══ Excerpted text ══

Southwestern Michigan College
- Motto: Knowledge for All
- Type: Public community college
- Established: 1964
- President: Klint Pleasant
- Students: 2000 (fall 2024)
- Location: Dowagiac, Michigan, United States 41°57′57″N 86°04′57″W﻿ / ﻿41.9658°N 86.0826°W
- Campus: Dowagiac with one satellite campus (Niles);
- Sporting affiliations: NJCAA – MCCAA
- Mascot: Ronnie Roadrunner
- Website: swmich.edu

= Southwestern Michigan College =

Community college near Dowagiac, Michigan, US

Southwestern Michigan College is a public community college with its main campus near Dowagiac, Michigan. It also has a campus just outside the city limits of Niles, Michigan.

═══

Task statement: Can you rewrite the Southwestern Michigan College text from "- Location: Dowagiac, Michigan, United" up to and including "of Niles, Michigan.", replacing "main campus" with "primary campus"?

══ Data lines ══

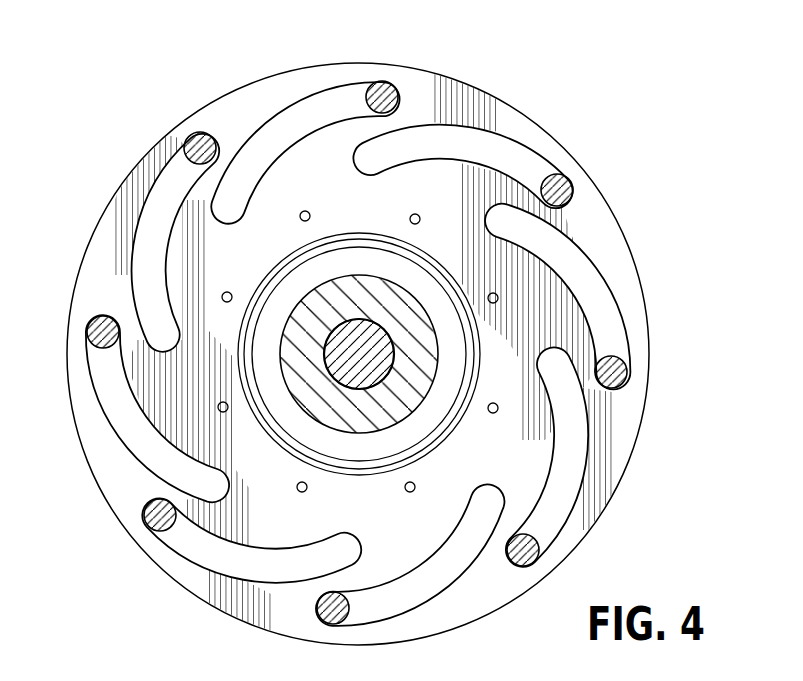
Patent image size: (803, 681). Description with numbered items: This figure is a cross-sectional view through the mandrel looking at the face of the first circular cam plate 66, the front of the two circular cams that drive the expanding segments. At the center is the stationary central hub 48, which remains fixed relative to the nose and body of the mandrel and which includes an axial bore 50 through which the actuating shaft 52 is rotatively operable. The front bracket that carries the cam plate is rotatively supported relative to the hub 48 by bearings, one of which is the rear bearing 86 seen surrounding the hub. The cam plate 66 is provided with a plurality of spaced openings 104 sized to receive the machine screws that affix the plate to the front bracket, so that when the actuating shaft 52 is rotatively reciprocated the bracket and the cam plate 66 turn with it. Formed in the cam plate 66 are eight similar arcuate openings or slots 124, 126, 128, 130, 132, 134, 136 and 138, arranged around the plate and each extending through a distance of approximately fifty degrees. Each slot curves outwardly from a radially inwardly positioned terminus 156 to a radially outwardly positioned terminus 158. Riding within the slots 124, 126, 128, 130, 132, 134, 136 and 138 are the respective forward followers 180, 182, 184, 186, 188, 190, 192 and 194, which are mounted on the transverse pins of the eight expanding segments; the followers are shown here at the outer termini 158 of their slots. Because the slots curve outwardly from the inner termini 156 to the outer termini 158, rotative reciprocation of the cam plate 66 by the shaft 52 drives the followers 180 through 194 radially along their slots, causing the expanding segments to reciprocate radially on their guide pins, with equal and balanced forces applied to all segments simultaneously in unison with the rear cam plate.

═══

Written answer:
- Location: Dowagiac, Michigan, United States 41°57′57″N 86°04′57″W﻿ / ﻿41.9658°N 86.0826°W
- Campus: Dowagiac with one satellite campus (Niles);
- Sporting affiliations: NJCAA – MCCAA
- Mascot: Ronnie Roadrunner
- Website: swmich.edu

= Southwestern Michigan College =

Community college near Dowagiac, Michigan, US

Southwestern Michigan College is a public community college with its primary campus near Dowagiac, Michigan. It also has a campus just outside the city limits of Niles, Michigan.